## Text passage

On October 21, 2011, the DOJ Antitrust Division (“DOJ”) filed a civil lawsuit in U.S. District Court in Washington, D.C. to prevent Grupo Bimbo S.A.B. de C.V. and BBU Inc. (collectively, “BBU”) from acquiring Sara Lee Corporation's (“Sara Lee”) North American Fresh Bakery business. The DOJ simultaneously filed a Proposed Final Judgment, reflecting a settlement with BBU and Sara Lee upon which they agreed to divestitures of certain sliced bread brands and associated assets in select areas where the two companies compete head-to-head in order to proceed with the acquisition. Such divestitures would resolve competitive concerns alleged in the suit.
According to the DOJ, BBU and Sara Lee compete aggressively in the sale of sliced bread, which they sell under a variety of well-known brands. The DOJ alleged in the complaint that the acquisition would eliminate head-to-head competition, and increase concentration among sellers of sliced bread, inevitably leading to increased prices for consumers. The DOJ reasons that in the event of raised prices, a significant portion of lost sales from either BBU or Sara Lee would be diverted to the other. Therefore, an acquisition of Sara Lee would create an incentive for BBU to raise prices among the combined BBU and Sara Lee brands. The DOJ believes that by separating ownership of several closely competing brands, the divestitures will prevent or significantly reduce the incentive to raise prices. Moreover, the DOJ contends an absence of countervailing factors such as new entrants or responses from existing competitors that would offset the increase in market concentration, due to significant barriers to entry. The DOJ claims that the amount of time and the high cost of building a brand in the sliced bread market is enough to prevent new entrants from competing with a newly merged company.

## Provided data
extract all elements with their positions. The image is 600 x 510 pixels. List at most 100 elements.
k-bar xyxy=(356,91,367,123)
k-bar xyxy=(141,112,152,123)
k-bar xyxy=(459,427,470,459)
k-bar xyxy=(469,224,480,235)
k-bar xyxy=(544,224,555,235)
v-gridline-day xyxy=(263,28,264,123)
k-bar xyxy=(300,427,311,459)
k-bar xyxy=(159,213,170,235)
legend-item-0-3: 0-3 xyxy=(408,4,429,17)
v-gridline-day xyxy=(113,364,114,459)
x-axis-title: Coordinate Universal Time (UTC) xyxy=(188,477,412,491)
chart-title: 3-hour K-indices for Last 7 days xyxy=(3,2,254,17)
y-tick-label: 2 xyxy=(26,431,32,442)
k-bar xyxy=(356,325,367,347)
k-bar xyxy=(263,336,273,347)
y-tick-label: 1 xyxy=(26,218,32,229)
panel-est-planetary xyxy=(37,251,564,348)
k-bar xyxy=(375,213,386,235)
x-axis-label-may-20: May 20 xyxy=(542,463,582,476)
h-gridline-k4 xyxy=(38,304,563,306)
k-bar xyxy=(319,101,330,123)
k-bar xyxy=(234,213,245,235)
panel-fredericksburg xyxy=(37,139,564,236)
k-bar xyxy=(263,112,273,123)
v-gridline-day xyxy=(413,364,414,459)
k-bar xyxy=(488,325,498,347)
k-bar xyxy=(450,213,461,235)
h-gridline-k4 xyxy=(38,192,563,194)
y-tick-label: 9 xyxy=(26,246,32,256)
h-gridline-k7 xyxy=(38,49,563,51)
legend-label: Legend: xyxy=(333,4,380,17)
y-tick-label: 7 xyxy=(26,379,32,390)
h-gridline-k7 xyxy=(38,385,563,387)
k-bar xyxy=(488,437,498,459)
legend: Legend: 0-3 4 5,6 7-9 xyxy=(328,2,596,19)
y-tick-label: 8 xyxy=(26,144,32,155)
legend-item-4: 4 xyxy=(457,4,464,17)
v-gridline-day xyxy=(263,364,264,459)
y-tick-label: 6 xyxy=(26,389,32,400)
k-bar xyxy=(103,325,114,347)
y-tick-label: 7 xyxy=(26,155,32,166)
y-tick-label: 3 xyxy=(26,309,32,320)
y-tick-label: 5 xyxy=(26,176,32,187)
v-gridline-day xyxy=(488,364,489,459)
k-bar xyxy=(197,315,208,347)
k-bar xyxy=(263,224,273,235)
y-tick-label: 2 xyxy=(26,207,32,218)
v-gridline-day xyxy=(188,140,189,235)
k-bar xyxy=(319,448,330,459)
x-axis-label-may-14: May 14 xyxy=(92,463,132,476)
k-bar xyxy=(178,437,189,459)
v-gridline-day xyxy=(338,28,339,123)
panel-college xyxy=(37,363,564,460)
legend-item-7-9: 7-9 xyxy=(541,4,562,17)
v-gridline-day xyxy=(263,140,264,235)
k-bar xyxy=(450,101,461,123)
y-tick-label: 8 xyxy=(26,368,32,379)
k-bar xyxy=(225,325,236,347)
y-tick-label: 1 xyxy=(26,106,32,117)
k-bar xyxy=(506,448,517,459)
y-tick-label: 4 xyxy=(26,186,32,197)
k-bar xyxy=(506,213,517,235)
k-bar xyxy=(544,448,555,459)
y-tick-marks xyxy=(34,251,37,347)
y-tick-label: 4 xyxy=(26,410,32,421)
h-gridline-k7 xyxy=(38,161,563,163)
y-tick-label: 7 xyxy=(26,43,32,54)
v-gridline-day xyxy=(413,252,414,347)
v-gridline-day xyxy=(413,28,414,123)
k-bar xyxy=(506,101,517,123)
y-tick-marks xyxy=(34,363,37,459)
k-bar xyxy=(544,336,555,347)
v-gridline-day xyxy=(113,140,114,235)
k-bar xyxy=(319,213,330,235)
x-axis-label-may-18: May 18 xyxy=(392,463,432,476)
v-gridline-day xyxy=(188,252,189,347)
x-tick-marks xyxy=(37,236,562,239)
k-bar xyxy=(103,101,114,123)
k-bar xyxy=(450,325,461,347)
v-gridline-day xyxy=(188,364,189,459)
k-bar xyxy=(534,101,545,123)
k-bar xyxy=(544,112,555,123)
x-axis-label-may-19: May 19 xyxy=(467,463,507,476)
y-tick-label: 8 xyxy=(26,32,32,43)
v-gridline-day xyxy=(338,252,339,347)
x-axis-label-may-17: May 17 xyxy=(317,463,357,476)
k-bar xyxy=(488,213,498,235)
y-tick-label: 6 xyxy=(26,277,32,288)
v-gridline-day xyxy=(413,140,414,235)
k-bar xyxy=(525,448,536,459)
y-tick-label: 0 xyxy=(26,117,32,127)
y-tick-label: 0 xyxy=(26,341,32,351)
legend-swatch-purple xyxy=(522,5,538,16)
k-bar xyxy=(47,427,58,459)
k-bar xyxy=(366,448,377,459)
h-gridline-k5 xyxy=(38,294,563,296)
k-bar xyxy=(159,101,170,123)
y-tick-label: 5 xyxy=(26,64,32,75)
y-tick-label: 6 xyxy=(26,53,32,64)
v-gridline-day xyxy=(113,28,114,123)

## Exercise 1
From the passage about the DOJ lawsuit over the Sara Lee bakery acquisition, render this sentence in Spanish: "Such divestitures would resolve competitive concerns alleged in the suit."
## Exercise 2
Pick up the passage on the DOJ's challenge to BBU's purchase of the Sara Lee bakery business after its final sentence and continue it.

## Written reply 1
Dichas desinversiones resolverían las preocupaciones sobre competencia planteadas en la demanda.

## Written reply 2
BBU and Sara Lee are, respectively, the first and third largest bakers and sellers of sliced fresh bread in the United States. They are among the four largest sellers in the 8 relevant geographic markets named in the Department's complaint. In 2009, BBU, which owns Bimbo, Arnold, Brownberry, Oroweat, Mrs. Baird's, Stroehmann, Freihofer, and Weber's brands, totaled around $3.9 billion in sales. Aside from the Sarah Lee Brand Family, Sarah Lee also owns EarthGrains, Milton's, Mother's, Grandma Sycamore's, Rainbo, San Luis Sourdough, Old Home, and Holsom, and totaled $2.1 billion in sales in 2010. In its complaint, the DOJ estimates that in the event of a successful acquisition, BBU would have a dominant share at the following percentages in the following 8 geographic regions: 63% in San Diego, 59% in Sacramento, 58% in Los Angeles, 56% in San Francisco, 52% in Omaha, 53% in Oklahoma City, 52% in Kansas City, and 56% in Harrisburg/Scranton.
Under the Proposed Final Judgment, the Defendants must divest their licenses to use certain brands and associated assets to acquirers that are capable of competing in the manufacture and sale of sliced bread in each geographic market. In the California geographic markets, the Defendants must divest the “Sara Lee Family” brands and EarthGrains; in Harrisburg/Scranton, the Defendants must divest Holsum and Milano brands; in Kansas City they must divest Earthgrains and Mrs. Baird's; in Omaha they must divest EarthGrains and Healthy Choice; and in Oklahoma City they must divest the EarthGrains brand.
The sale of Sara Lee's North American fresh bakery business to BBU was concluded on November 7, 2011 for $709 million.